# WHAT IS REQUIRED
Using the entries below, return word for word the lines from the one containing "OCR this image." up to and including the last.

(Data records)
* Begin *
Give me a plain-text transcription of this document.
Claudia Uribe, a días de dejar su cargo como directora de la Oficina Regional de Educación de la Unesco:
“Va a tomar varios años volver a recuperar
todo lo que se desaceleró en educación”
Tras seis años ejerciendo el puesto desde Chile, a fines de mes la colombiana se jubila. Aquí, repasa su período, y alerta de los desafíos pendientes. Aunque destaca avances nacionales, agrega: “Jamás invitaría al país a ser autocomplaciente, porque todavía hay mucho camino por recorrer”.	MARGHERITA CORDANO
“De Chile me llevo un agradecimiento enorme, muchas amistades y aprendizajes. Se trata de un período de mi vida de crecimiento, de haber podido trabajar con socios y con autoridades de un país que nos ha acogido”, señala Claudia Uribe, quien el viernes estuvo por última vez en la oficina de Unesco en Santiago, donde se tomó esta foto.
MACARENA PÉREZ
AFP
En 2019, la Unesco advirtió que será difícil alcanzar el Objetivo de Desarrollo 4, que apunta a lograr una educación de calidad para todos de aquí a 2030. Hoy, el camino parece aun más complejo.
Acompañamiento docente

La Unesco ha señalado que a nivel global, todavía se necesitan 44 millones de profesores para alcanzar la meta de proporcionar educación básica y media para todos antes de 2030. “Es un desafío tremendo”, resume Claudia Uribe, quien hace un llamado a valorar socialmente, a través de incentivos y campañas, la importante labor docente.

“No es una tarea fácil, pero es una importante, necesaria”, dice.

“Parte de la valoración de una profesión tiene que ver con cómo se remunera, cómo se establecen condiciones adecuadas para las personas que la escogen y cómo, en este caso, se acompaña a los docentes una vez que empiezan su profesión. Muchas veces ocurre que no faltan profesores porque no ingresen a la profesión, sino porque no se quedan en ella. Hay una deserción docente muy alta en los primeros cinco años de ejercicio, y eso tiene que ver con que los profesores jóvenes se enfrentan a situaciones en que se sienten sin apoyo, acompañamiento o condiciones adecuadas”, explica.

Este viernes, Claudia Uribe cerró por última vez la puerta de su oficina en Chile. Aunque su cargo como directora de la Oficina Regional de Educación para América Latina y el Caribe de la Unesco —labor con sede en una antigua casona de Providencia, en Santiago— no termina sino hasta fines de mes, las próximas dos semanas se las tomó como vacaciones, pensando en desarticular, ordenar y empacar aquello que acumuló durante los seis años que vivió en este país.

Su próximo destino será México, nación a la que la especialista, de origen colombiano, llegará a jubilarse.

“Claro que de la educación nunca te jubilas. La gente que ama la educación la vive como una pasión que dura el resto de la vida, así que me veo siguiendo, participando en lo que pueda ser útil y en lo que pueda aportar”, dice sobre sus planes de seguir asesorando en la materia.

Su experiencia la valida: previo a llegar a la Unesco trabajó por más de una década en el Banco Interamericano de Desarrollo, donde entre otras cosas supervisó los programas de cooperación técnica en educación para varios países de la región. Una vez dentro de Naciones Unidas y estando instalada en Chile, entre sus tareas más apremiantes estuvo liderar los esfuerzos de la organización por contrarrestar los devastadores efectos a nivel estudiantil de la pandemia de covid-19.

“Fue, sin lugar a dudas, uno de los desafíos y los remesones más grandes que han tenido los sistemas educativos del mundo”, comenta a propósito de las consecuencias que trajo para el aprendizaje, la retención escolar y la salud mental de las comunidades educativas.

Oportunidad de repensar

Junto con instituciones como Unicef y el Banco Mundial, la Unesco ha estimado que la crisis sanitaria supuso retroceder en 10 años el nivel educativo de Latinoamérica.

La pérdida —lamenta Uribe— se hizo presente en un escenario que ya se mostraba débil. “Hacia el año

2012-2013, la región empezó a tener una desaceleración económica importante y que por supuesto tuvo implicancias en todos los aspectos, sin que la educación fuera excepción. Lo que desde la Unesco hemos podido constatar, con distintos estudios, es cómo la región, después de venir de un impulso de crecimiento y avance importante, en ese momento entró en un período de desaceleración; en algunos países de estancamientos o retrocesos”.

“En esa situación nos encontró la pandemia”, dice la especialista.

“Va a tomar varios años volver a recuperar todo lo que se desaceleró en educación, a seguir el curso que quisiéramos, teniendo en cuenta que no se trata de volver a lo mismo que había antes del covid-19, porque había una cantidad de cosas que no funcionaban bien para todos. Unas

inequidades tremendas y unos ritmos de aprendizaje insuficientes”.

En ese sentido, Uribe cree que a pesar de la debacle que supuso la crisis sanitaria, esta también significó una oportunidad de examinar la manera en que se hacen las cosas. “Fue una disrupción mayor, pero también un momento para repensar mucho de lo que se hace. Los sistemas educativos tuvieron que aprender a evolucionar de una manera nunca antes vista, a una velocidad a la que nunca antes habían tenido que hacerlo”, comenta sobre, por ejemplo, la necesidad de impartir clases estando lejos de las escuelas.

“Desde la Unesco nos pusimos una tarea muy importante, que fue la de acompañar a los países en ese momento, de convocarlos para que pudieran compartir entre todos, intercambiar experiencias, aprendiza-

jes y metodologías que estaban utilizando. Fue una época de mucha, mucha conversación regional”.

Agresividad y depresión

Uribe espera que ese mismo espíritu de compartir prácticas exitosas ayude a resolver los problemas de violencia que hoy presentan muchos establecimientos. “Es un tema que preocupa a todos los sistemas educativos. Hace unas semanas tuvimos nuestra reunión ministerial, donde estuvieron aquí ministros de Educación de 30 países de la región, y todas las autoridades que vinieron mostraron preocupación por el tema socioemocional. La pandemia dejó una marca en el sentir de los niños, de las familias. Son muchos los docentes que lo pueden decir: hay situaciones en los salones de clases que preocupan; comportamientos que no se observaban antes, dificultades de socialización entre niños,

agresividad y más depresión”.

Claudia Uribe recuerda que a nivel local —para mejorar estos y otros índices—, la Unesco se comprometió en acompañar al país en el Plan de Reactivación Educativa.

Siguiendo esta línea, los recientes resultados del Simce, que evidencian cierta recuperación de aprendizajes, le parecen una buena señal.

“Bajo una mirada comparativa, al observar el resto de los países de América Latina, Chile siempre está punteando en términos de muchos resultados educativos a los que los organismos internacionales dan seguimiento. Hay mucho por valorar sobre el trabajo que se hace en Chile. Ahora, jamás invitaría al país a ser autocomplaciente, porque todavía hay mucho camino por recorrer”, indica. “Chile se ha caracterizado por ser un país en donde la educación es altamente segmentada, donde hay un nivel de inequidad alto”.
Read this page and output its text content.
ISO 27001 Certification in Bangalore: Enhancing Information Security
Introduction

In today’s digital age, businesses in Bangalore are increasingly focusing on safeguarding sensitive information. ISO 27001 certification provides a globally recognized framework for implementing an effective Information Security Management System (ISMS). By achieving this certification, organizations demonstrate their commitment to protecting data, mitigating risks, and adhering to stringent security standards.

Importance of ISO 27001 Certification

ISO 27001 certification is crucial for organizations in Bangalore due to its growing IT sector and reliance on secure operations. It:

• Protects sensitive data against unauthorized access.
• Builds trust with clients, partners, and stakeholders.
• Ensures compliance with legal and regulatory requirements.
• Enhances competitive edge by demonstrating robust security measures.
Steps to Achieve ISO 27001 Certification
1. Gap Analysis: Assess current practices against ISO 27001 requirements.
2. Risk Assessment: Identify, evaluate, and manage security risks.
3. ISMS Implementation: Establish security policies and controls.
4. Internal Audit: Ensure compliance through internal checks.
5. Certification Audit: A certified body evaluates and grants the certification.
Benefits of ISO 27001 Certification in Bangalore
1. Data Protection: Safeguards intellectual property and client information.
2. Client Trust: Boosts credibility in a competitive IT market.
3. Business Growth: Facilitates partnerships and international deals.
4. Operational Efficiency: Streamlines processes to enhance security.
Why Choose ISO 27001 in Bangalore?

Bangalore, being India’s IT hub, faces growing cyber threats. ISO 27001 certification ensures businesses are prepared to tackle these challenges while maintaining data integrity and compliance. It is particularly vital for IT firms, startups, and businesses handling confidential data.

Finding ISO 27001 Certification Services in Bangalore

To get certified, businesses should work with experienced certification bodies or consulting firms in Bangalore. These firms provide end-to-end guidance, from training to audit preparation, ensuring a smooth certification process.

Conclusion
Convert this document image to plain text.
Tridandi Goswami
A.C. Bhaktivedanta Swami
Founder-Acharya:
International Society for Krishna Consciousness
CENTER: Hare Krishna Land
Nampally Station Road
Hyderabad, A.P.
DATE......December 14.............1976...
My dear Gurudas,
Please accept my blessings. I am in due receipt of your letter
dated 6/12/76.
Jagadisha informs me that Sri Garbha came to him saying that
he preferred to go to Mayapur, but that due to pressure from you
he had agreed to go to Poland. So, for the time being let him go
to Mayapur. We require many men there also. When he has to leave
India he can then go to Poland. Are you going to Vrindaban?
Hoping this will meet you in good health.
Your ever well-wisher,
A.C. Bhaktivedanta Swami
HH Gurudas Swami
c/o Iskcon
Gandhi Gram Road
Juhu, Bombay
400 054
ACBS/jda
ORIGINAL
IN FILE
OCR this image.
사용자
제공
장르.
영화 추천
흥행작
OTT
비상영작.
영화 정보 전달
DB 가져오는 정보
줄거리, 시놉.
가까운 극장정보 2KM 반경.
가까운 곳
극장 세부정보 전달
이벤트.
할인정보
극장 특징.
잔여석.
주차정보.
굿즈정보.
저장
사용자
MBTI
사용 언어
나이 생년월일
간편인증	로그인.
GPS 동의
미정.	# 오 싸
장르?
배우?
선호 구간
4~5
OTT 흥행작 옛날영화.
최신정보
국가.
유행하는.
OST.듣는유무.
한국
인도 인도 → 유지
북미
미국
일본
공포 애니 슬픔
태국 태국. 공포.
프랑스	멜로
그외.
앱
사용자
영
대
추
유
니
* End *
# CORRECT RESULT
OCR this image.
사용자
제공
장르.
영화 추천
흥행작
OTT
비상영작.
영화 정보 전달
DB 가져오는 정보
줄거리, 시놉.
가까운 극장정보 2KM 반경.
가까운 곳
극장 세부정보 전달
이벤트.
할인정보
극장 특징.
잔여석.
주차정보.
굿즈정보.
저장
사용자
MBTI
사용 언어
나이 생년월일
간편인증	로그인.
GPS 동의
미정.	# 오 싸
장르?
배우?
선호 구간
4~5
OTT 흥행작 옛날영화.
최신정보
국가.
유행하는.
OST.듣는유무.
한국
인도 인도 → 유지
북미
미국
일본
공포 애니 슬픔
태국 태국. 공포.
프랑스	멜로
그외.
앱
사용자
영
대
추
유
니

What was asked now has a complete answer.